**PROBLEM DESCRIPTION:** Every line containing the word "Management" needs to be found and copied.
^^^^
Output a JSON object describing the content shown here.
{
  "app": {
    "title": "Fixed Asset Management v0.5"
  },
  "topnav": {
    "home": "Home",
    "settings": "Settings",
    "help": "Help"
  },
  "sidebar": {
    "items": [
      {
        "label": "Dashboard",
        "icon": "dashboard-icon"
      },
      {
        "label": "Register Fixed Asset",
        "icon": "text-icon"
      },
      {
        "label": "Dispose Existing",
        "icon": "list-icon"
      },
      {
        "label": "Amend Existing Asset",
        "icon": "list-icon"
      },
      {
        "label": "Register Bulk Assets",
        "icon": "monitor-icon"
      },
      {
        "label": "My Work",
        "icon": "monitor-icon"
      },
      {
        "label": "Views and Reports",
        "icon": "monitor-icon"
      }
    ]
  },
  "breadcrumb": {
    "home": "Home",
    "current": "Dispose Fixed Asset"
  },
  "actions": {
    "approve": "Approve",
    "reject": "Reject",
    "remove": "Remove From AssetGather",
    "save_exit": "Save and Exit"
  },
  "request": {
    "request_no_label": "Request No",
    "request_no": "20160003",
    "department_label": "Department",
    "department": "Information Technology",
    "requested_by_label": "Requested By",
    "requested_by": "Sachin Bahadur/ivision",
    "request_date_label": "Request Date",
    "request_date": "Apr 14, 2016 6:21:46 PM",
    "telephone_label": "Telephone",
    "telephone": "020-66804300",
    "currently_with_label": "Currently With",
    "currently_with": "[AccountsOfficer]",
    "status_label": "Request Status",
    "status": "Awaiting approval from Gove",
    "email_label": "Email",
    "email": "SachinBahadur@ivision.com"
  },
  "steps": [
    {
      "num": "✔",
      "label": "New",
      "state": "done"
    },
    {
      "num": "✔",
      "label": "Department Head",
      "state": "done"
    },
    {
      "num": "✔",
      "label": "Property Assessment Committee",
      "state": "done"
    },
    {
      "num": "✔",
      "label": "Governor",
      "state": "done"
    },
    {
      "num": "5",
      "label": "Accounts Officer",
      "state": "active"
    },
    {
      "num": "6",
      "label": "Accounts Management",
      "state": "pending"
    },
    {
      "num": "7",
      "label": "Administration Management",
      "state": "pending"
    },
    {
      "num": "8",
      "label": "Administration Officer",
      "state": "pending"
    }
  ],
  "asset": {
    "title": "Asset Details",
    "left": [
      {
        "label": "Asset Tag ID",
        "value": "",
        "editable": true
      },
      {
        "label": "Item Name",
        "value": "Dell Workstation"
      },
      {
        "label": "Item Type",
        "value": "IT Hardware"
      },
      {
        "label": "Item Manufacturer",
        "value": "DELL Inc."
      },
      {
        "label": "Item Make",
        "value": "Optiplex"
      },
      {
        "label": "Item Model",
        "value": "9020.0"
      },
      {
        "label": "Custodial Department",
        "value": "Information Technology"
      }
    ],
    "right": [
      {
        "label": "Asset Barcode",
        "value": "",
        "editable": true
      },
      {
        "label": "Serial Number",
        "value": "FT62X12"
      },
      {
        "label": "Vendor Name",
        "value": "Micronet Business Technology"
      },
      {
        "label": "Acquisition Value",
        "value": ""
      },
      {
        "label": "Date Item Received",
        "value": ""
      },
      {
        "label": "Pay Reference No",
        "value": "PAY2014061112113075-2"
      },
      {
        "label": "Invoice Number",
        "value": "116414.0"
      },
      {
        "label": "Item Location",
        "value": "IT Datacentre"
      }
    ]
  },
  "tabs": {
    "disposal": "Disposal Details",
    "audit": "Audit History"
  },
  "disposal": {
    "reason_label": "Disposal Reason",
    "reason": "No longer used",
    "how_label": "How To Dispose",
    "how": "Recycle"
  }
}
^^^^
**SOLUTION FOR THIS PROBLEM:**
    "title": "Fixed Asset Management v0.5"
      "label": "Accounts Management",
      "label": "Administration Management",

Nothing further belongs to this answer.